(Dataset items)
start

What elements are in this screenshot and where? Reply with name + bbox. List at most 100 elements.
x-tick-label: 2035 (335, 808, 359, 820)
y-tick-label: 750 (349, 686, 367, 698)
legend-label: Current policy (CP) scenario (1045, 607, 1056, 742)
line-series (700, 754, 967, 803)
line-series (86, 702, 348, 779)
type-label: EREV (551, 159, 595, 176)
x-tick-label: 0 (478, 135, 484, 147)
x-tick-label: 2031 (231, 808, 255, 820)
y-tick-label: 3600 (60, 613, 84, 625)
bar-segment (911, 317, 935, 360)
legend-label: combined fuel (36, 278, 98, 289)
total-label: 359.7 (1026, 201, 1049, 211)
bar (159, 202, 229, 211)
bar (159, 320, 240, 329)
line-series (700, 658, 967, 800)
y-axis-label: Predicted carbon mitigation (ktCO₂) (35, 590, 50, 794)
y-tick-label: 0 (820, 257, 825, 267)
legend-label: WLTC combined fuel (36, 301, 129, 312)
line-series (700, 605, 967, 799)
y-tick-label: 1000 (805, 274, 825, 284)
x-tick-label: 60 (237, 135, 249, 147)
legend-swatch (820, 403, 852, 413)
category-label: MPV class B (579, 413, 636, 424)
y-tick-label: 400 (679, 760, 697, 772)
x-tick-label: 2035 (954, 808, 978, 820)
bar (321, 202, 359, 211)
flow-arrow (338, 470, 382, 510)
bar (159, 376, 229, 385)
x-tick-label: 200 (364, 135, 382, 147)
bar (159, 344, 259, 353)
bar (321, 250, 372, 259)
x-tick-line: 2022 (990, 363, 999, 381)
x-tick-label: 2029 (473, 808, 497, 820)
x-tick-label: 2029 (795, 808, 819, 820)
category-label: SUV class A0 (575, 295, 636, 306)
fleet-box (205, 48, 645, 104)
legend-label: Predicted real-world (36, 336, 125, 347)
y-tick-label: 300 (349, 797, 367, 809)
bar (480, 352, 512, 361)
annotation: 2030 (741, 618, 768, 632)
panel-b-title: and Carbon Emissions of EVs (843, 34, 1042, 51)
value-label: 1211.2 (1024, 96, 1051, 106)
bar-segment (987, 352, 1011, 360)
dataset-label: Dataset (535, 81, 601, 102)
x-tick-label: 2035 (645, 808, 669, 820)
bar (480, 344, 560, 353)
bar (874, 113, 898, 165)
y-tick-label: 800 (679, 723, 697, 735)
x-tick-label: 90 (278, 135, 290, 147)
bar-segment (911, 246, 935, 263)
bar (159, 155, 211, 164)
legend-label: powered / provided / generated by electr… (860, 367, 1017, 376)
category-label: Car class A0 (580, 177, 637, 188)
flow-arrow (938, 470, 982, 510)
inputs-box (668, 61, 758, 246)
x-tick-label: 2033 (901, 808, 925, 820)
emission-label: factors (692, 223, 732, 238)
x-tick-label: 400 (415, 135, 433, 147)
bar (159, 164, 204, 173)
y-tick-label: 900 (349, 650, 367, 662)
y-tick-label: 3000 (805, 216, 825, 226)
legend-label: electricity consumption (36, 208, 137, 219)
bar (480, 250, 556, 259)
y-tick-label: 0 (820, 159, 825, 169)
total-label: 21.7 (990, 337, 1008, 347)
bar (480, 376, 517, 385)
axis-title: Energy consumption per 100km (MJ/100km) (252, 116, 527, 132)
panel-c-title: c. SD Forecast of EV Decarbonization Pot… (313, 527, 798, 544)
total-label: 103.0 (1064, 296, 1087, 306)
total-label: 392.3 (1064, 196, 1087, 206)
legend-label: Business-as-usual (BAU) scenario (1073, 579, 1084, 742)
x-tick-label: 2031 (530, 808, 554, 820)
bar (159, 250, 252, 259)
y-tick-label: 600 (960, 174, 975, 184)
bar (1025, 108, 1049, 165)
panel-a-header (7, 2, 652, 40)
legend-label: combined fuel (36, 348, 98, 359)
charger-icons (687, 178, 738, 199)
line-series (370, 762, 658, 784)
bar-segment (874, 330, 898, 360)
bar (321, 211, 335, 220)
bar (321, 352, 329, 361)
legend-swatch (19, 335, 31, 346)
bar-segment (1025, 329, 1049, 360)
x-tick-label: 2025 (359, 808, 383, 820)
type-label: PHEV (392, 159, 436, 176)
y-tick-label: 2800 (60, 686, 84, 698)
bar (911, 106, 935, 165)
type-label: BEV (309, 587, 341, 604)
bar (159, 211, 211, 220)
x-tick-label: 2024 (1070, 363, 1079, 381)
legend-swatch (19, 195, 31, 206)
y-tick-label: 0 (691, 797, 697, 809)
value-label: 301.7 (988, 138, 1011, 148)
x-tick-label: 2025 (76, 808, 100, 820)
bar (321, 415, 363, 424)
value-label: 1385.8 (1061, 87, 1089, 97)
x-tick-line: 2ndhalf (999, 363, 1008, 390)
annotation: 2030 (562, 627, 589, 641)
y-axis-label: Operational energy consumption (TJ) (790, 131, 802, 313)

end

YOUR INSTRUCTIONS ▸
Copy out these lines again without any changes.

RESPONSE ▸
What elements are in this screenshot and where? Reply with name + bbox. List at most 100 elements.
x-tick-label: 2035 (335, 808, 359, 820)
y-tick-label: 750 (349, 686, 367, 698)
legend-label: Current policy (CP) scenario (1045, 607, 1056, 742)
line-series (700, 754, 967, 803)
line-series (86, 702, 348, 779)
type-label: EREV (551, 159, 595, 176)
x-tick-label: 0 (478, 135, 484, 147)
x-tick-label: 2031 (231, 808, 255, 820)
y-tick-label: 3600 (60, 613, 84, 625)
bar-segment (911, 317, 935, 360)
legend-label: combined fuel (36, 278, 98, 289)
total-label: 359.7 (1026, 201, 1049, 211)
bar (159, 202, 229, 211)
bar (159, 320, 240, 329)
line-series (700, 658, 967, 800)
y-axis-label: Predicted carbon mitigation (ktCO₂) (35, 590, 50, 794)
y-tick-label: 0 (820, 257, 825, 267)
legend-label: WLTC combined fuel (36, 301, 129, 312)
line-series (700, 605, 967, 799)
y-tick-label: 1000 (805, 274, 825, 284)
x-tick-label: 60 (237, 135, 249, 147)
legend-swatch (820, 403, 852, 413)
category-label: MPV class B (579, 413, 636, 424)
y-tick-label: 400 (679, 760, 697, 772)
x-tick-label: 2035 (954, 808, 978, 820)
bar (321, 202, 359, 211)
flow-arrow (338, 470, 382, 510)
bar (159, 376, 229, 385)
x-tick-label: 200 (364, 135, 382, 147)
bar (159, 344, 259, 353)
bar (321, 250, 372, 259)
x-tick-line: 2022 (990, 363, 999, 381)
x-tick-label: 2029 (473, 808, 497, 820)
x-tick-label: 2029 (795, 808, 819, 820)
category-label: SUV class A0 (575, 295, 636, 306)
fleet-box (205, 48, 645, 104)
legend-label: Predicted real-world (36, 336, 125, 347)
y-tick-label: 300 (349, 797, 367, 809)
bar (480, 352, 512, 361)
annotation: 2030 (741, 618, 768, 632)
panel-b-title: and Carbon Emissions of EVs (843, 34, 1042, 51)
value-label: 1211.2 (1024, 96, 1051, 106)
bar-segment (987, 352, 1011, 360)
dataset-label: Dataset (535, 81, 601, 102)
x-tick-label: 2035 (645, 808, 669, 820)
bar (480, 344, 560, 353)
bar (874, 113, 898, 165)
y-tick-label: 800 (679, 723, 697, 735)
x-tick-label: 90 (278, 135, 290, 147)
bar-segment (911, 246, 935, 263)
bar (159, 155, 211, 164)
legend-label: powered / provided / generated by electr… (860, 367, 1017, 376)
category-label: Car class A0 (580, 177, 637, 188)
flow-arrow (938, 470, 982, 510)
inputs-box (668, 61, 758, 246)
x-tick-label: 2033 (901, 808, 925, 820)
emission-label: factors (692, 223, 732, 238)
x-tick-label: 400 (415, 135, 433, 147)
bar (159, 164, 204, 173)
y-tick-label: 900 (349, 650, 367, 662)
y-tick-label: 3000 (805, 216, 825, 226)
legend-label: electricity consumption (36, 208, 137, 219)
bar (480, 250, 556, 259)
y-tick-label: 0 (820, 159, 825, 169)
total-label: 21.7 (990, 337, 1008, 347)
bar (480, 376, 517, 385)
axis-title: Energy consumption per 100km (MJ/100km) (252, 116, 527, 132)
panel-c-title: c. SD Forecast of EV Decarbonization Pot… (313, 527, 798, 544)
total-label: 103.0 (1064, 296, 1087, 306)
total-label: 392.3 (1064, 196, 1087, 206)
legend-label: Business-as-usual (BAU) scenario (1073, 579, 1084, 742)
x-tick-label: 2031 (530, 808, 554, 820)
bar (159, 250, 252, 259)
y-tick-label: 600 (960, 174, 975, 184)
bar (1025, 108, 1049, 165)
panel-a-header (7, 2, 652, 40)
legend-label: combined fuel (36, 348, 98, 359)
charger-icons (687, 178, 738, 199)
line-series (370, 762, 658, 784)
bar-segment (874, 330, 898, 360)
bar (321, 211, 335, 220)
bar (321, 352, 329, 361)
legend-swatch (19, 335, 31, 346)
bar-segment (1025, 329, 1049, 360)
x-tick-label: 2025 (359, 808, 383, 820)
type-label: PHEV (392, 159, 436, 176)
y-tick-label: 2800 (60, 686, 84, 698)
bar (911, 106, 935, 165)
type-label: BEV (309, 587, 341, 604)
bar (159, 211, 211, 220)
x-tick-label: 2024 (1070, 363, 1079, 381)
legend-swatch (19, 195, 31, 206)
y-tick-label: 0 (691, 797, 697, 809)
value-label: 301.7 (988, 138, 1011, 148)
x-tick-label: 2025 (76, 808, 100, 820)
bar (321, 415, 363, 424)
value-label: 1385.8 (1061, 87, 1089, 97)
x-tick-line: 2ndhalf (999, 363, 1008, 390)
annotation: 2030 (562, 627, 589, 641)
y-axis-label: Operational energy consumption (TJ) (790, 131, 802, 313)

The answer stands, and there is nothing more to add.